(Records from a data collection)
>>

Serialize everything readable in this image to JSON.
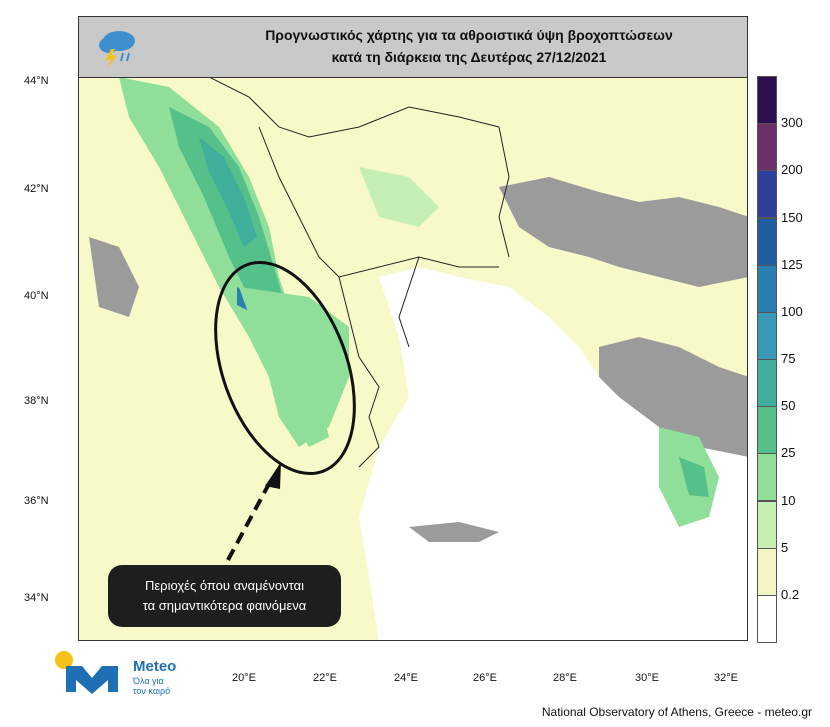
{
  "title": {
    "line1": "Προγνωστικός χάρτης για τα αθροιστικά ύψη βροχοπτώσεων",
    "line2": "κατά τη διάρκεια της Δευτέρας 27/12/2021"
  },
  "latitude_labels": [
    "44°N",
    "42°N",
    "40°N",
    "38°N",
    "36°N",
    "34°N"
  ],
  "longitude_labels": [
    "20°E",
    "22°E",
    "24°E",
    "26°E",
    "28°E",
    "30°E",
    "32°E"
  ],
  "colorbar": {
    "labels": [
      "300",
      "200",
      "150",
      "125",
      "100",
      "75",
      "50",
      "25",
      "10",
      "5",
      "0.2"
    ],
    "colors": [
      "#2b0f4f",
      "#6b2f6b",
      "#2f3f9a",
      "#1f5f9f",
      "#2a7fb0",
      "#3a98b8",
      "#3fae9a",
      "#55c08a",
      "#8fdf9a",
      "#c6efb4",
      "#f2f6c4",
      "#ffffff"
    ]
  },
  "callout": {
    "line1": "Περιοχές όπου αναμένονται",
    "line2": "τα σημαντικότερα φαινόμενα"
  },
  "logo": {
    "name": "Meteo",
    "tagline_line1": "Όλα για",
    "tagline_line2": "τον καιρό"
  },
  "footer": "National Observatory of Athens, Greece - meteo.gr",
  "icon_names": [
    "weather-cloud-icon",
    "meteo-logo-icon"
  ]
}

<<

EXERCISE DIRECTIONS:
Pictures in the records above should not be copied. Repeat everything else exactly.

SOLUTION:
Serialize everything readable in this image to JSON.
{
  "title": {
    "line1": "Προγνωστικός χάρτης για τα αθροιστικά ύψη βροχοπτώσεων",
    "line2": "κατά τη διάρκεια της Δευτέρας 27/12/2021"
  },
  "latitude_labels": [
    "44°N",
    "42°N",
    "40°N",
    "38°N",
    "36°N",
    "34°N"
  ],
  "longitude_labels": [
    "20°E",
    "22°E",
    "24°E",
    "26°E",
    "28°E",
    "30°E",
    "32°E"
  ],
  "colorbar": {
    "labels": [
      "300",
      "200",
      "150",
      "125",
      "100",
      "75",
      "50",
      "25",
      "10",
      "5",
      "0.2"
    ],
    "colors": [
      "#2b0f4f",
      "#6b2f6b",
      "#2f3f9a",
      "#1f5f9f",
      "#2a7fb0",
      "#3a98b8",
      "#3fae9a",
      "#55c08a",
      "#8fdf9a",
      "#c6efb4",
      "#f2f6c4",
      "#ffffff"
    ]
  },
  "callout": {
    "line1": "Περιοχές όπου αναμένονται",
    "line2": "τα σημαντικότερα φαινόμενα"
  },
  "logo": {
    "name": "Meteo",
    "tagline_line1": "Όλα για",
    "tagline_line2": "τον καιρό"
  },
  "footer": "National Observatory of Athens, Greece - meteo.gr",
  "icon_names": [
    "weather-cloud-icon",
    "meteo-logo-icon"
  ]
}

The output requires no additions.